● **TASK TO CARRY OUT**:
Retype each entry below, keeping every character the same.

=====

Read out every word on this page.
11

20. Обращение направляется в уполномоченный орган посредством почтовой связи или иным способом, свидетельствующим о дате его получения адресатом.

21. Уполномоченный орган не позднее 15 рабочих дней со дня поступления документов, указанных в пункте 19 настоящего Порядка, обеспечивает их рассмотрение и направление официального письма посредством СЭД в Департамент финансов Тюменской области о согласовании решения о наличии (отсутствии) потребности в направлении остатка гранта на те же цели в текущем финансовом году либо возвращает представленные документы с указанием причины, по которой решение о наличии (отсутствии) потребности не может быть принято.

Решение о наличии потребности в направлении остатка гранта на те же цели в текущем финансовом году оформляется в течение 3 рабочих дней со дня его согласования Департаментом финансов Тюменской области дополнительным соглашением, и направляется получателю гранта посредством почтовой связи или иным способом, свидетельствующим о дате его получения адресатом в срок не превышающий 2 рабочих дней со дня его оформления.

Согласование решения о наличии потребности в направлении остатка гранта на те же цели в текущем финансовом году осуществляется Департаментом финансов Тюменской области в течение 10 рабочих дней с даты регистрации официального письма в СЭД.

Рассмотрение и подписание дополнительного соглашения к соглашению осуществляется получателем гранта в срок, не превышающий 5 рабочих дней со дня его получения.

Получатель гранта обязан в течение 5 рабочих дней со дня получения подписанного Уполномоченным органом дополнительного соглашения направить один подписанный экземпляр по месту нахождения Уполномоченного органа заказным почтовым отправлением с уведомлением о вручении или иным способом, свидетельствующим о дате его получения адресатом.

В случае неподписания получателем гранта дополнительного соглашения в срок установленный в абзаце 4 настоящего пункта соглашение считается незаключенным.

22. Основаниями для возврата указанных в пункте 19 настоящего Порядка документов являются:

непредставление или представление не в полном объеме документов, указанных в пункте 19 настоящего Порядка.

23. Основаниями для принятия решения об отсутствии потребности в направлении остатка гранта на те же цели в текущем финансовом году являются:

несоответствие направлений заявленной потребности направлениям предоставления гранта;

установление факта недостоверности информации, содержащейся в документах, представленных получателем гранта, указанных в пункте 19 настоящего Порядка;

=====

● **EXERCISE RESPONSE**:
Read out every word on this page.
11

20. Обращение направляется в уполномоченный орган посредством почтовой связи или иным способом, свидетельствующим о дате его получения адресатом.

21. Уполномоченный орган не позднее 15 рабочих дней со дня поступления документов, указанных в пункте 19 настоящего Порядка, обеспечивает их рассмотрение и направление официального письма посредством СЭД в Департамент финансов Тюменской области о согласовании решения о наличии (отсутствии) потребности в направлении остатка гранта на те же цели в текущем финансовом году либо возвращает представленные документы с указанием причины, по которой решение о наличии (отсутствии) потребности не может быть принято.

Решение о наличии потребности в направлении остатка гранта на те же цели в текущем финансовом году оформляется в течение 3 рабочих дней со дня его согласования Департаментом финансов Тюменской области дополнительным соглашением, и направляется получателю гранта посредством почтовой связи или иным способом, свидетельствующим о дате его получения адресатом в срок не превышающий 2 рабочих дней со дня его оформления.

Согласование решения о наличии потребности в направлении остатка гранта на те же цели в текущем финансовом году осуществляется Департаментом финансов Тюменской области в течение 10 рабочих дней с даты регистрации официального письма в СЭД.

Рассмотрение и подписание дополнительного соглашения к соглашению осуществляется получателем гранта в срок, не превышающий 5 рабочих дней со дня его получения.

Получатель гранта обязан в течение 5 рабочих дней со дня получения подписанного Уполномоченным органом дополнительного соглашения направить один подписанный экземпляр по месту нахождения Уполномоченного органа заказным почтовым отправлением с уведомлением о вручении или иным способом, свидетельствующим о дате его получения адресатом.

В случае неподписания получателем гранта дополнительного соглашения в срок установленный в абзаце 4 настоящего пункта соглашение считается незаключенным.

22. Основаниями для возврата указанных в пункте 19 настоящего Порядка документов являются:

непредставление или представление не в полном объеме документов, указанных в пункте 19 настоящего Порядка.

23. Основаниями для принятия решения об отсутствии потребности в направлении остатка гранта на те же цели в текущем финансовом году являются:

несоответствие направлений заявленной потребности направлениям предоставления гранта;

установление факта недостоверности информации, содержащейся в документах, представленных получателем гранта, указанных в пункте 19 настоящего Порядка;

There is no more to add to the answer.